*PROBLEM REQUIREMENTS*
Output every record below exactly as it appears.

________

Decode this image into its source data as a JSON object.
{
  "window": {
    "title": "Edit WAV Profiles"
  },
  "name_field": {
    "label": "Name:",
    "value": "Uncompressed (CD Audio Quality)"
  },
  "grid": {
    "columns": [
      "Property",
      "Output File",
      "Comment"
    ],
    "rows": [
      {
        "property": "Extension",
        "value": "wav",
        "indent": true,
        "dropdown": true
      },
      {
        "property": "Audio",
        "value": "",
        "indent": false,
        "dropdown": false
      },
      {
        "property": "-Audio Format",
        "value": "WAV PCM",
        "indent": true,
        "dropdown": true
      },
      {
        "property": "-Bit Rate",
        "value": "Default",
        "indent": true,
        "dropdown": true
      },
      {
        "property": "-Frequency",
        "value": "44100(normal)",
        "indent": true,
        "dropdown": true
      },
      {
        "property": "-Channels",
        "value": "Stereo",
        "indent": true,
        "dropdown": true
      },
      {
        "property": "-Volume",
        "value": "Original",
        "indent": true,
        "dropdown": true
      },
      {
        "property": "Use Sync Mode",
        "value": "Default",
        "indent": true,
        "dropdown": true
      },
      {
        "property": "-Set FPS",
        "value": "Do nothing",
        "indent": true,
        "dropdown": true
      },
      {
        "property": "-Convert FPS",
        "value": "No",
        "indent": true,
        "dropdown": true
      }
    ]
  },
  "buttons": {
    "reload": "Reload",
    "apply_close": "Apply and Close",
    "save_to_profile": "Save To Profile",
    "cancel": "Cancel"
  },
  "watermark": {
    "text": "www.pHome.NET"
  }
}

________

*OUTPUT*
Decode this image into its source data as a JSON object.
{
  "window": {
    "title": "Edit WAV Profiles"
  },
  "name_field": {
    "label": "Name:",
    "value": "Uncompressed (CD Audio Quality)"
  },
  "grid": {
    "columns": [
      "Property",
      "Output File",
      "Comment"
    ],
    "rows": [
      {
        "property": "Extension",
        "value": "wav",
        "indent": true,
        "dropdown": true
      },
      {
        "property": "Audio",
        "value": "",
        "indent": false,
        "dropdown": false
      },
      {
        "property": "-Audio Format",
        "value": "WAV PCM",
        "indent": true,
        "dropdown": true
      },
      {
        "property": "-Bit Rate",
        "value": "Default",
        "indent": true,
        "dropdown": true
      },
      {
        "property": "-Frequency",
        "value": "44100(normal)",
        "indent": true,
        "dropdown": true
      },
      {
        "property": "-Channels",
        "value": "Stereo",
        "indent": true,
        "dropdown": true
      },
      {
        "property": "-Volume",
        "value": "Original",
        "indent": true,
        "dropdown": true
      },
      {
        "property": "Use Sync Mode",
        "value": "Default",
        "indent": true,
        "dropdown": true
      },
      {
        "property": "-Set FPS",
        "value": "Do nothing",
        "indent": true,
        "dropdown": true
      },
      {
        "property": "-Convert FPS",
        "value": "No",
        "indent": true,
        "dropdown": true
      }
    ]
  },
  "buttons": {
    "reload": "Reload",
    "apply_close": "Apply and Close",
    "save_to_profile": "Save To Profile",
    "cancel": "Cancel"
  },
  "watermark": {
    "text": "www.pHome.NET"
  }
}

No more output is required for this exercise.